[Material]
______
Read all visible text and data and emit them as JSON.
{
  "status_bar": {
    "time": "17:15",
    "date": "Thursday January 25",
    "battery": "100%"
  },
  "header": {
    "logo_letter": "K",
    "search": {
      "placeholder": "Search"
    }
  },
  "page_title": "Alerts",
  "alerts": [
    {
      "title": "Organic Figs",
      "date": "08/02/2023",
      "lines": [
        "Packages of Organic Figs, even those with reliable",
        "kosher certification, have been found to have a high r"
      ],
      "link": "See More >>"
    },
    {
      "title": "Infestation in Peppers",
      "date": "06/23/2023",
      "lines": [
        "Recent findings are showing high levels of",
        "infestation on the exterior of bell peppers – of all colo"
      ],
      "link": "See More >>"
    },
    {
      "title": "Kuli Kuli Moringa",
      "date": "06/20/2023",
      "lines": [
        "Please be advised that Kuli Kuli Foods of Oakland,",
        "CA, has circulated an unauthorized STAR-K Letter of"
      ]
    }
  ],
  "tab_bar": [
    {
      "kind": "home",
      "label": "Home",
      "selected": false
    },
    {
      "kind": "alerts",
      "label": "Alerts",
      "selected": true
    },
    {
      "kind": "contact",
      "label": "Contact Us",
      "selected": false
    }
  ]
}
______
[Task directions]
Return all of the entries exactly as written.

[Written solution]
Read all visible text and data and emit them as JSON.
{
  "status_bar": {
    "time": "17:15",
    "date": "Thursday January 25",
    "battery": "100%"
  },
  "header": {
    "logo_letter": "K",
    "search": {
      "placeholder": "Search"
    }
  },
  "page_title": "Alerts",
  "alerts": [
    {
      "title": "Organic Figs",
      "date": "08/02/2023",
      "lines": [
        "Packages of Organic Figs, even those with reliable",
        "kosher certification, have been found to have a high r"
      ],
      "link": "See More >>"
    },
    {
      "title": "Infestation in Peppers",
      "date": "06/23/2023",
      "lines": [
        "Recent findings are showing high levels of",
        "infestation on the exterior of bell peppers – of all colo"
      ],
      "link": "See More >>"
    },
    {
      "title": "Kuli Kuli Moringa",
      "date": "06/20/2023",
      "lines": [
        "Please be advised that Kuli Kuli Foods of Oakland,",
        "CA, has circulated an unauthorized STAR-K Letter of"
      ]
    }
  ],
  "tab_bar": [
    {
      "kind": "home",
      "label": "Home",
      "selected": false
    },
    {
      "kind": "alerts",
      "label": "Alerts",
      "selected": true
    },
    {
      "kind": "contact",
      "label": "Contact Us",
      "selected": false
    }
  ]
}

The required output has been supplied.